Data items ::

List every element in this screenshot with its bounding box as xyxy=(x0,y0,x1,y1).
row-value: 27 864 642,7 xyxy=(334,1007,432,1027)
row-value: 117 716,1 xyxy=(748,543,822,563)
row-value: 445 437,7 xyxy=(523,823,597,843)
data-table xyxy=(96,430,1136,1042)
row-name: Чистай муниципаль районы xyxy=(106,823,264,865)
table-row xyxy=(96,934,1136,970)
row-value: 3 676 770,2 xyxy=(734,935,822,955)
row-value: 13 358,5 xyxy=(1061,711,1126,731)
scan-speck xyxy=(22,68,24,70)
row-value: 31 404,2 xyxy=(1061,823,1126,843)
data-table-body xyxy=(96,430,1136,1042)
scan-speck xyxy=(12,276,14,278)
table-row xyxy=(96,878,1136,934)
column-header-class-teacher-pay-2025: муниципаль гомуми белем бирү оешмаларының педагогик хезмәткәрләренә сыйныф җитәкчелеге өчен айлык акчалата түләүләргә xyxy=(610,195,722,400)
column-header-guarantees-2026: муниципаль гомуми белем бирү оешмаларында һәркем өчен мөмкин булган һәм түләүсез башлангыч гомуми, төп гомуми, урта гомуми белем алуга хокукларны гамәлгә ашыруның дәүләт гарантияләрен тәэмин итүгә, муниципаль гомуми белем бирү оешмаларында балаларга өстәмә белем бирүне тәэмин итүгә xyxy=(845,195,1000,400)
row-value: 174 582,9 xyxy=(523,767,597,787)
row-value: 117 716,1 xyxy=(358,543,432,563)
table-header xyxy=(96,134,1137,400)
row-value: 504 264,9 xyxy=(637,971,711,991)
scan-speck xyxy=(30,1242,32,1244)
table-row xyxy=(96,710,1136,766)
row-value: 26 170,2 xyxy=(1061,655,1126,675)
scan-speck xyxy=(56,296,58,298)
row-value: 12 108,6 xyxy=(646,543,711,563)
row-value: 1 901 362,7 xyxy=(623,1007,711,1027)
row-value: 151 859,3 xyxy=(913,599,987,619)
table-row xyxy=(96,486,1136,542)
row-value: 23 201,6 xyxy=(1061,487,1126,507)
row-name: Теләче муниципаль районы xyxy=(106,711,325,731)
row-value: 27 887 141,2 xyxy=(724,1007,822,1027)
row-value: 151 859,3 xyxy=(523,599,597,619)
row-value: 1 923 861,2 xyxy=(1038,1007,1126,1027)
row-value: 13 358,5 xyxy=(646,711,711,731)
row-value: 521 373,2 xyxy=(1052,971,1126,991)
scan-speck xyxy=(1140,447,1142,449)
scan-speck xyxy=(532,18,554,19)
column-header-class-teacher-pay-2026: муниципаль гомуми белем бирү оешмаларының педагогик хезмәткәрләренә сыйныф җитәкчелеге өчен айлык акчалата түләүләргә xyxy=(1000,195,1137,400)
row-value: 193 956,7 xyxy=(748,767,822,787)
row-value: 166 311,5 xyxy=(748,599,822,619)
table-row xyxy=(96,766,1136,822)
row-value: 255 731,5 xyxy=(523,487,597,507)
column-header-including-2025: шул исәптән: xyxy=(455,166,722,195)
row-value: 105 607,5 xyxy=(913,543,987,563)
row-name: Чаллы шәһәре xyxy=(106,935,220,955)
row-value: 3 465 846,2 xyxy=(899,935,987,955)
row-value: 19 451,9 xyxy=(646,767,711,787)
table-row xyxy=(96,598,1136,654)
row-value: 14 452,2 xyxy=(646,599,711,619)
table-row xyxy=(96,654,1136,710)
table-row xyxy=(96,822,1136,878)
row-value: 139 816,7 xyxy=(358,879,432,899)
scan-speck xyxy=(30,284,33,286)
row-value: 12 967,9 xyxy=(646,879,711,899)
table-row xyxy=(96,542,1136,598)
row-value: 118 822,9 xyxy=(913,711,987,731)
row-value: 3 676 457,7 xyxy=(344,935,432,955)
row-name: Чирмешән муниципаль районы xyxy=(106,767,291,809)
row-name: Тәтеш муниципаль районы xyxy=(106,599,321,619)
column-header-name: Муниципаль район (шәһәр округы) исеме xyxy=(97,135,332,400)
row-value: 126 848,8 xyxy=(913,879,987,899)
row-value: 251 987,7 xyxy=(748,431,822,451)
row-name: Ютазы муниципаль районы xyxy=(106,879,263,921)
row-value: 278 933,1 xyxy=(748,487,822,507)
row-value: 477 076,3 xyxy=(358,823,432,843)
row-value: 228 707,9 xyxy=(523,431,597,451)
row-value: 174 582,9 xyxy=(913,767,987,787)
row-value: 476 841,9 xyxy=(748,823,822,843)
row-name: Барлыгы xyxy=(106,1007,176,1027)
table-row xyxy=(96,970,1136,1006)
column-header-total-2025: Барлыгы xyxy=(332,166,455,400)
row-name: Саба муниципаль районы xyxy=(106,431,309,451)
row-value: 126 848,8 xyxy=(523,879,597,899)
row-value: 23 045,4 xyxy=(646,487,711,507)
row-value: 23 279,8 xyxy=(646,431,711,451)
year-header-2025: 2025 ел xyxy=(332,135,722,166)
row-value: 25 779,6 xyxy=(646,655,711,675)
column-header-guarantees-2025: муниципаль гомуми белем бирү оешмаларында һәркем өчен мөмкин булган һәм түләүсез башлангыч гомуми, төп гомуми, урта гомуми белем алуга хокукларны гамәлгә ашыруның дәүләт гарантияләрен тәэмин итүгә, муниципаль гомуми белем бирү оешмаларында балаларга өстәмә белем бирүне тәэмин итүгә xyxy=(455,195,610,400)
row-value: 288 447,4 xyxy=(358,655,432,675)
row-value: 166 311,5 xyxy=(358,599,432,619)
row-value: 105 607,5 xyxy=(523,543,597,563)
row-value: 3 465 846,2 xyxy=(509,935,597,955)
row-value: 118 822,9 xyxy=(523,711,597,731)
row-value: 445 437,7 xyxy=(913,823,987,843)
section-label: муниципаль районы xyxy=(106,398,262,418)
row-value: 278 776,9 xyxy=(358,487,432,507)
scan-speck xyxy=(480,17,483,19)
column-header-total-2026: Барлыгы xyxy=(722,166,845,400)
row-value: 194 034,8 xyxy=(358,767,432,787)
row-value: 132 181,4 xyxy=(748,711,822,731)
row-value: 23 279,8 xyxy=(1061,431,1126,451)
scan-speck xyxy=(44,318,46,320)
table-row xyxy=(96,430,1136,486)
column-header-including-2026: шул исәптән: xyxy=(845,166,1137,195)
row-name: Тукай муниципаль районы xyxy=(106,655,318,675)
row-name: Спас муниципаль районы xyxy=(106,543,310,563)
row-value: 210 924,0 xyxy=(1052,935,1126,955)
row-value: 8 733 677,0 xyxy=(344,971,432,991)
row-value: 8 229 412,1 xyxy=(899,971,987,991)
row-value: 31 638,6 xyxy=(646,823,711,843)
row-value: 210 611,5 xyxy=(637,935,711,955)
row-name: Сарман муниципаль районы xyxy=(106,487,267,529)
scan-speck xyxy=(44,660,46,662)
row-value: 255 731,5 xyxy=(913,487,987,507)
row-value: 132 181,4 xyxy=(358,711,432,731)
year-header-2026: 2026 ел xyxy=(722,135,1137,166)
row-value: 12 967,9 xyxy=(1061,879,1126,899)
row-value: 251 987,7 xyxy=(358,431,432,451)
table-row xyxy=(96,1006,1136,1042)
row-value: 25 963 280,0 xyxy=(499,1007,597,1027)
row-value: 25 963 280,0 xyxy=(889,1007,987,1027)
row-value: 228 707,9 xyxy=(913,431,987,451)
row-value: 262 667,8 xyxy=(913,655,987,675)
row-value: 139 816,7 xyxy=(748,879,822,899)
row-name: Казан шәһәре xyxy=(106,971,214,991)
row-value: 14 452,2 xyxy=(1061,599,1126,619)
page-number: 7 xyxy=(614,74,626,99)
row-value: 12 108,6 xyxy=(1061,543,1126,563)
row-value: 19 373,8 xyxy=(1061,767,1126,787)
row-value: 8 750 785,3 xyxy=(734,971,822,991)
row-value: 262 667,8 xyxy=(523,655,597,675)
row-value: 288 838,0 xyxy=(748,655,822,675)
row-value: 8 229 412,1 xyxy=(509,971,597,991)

Task to carry out :: Print the material above from its first line through the line containing "scan-speck xyxy=(22,68,24,70)", both included, reproducing each line unchanged.

Solution ::
List every element in this screenshot with its bounding box as xyxy=(x0,y0,x1,y1).
row-value: 27 864 642,7 xyxy=(334,1007,432,1027)
row-value: 117 716,1 xyxy=(748,543,822,563)
row-value: 445 437,7 xyxy=(523,823,597,843)
data-table xyxy=(96,430,1136,1042)
row-name: Чистай муниципаль районы xyxy=(106,823,264,865)
table-row xyxy=(96,934,1136,970)
row-value: 3 676 770,2 xyxy=(734,935,822,955)
row-value: 13 358,5 xyxy=(1061,711,1126,731)
scan-speck xyxy=(22,68,24,70)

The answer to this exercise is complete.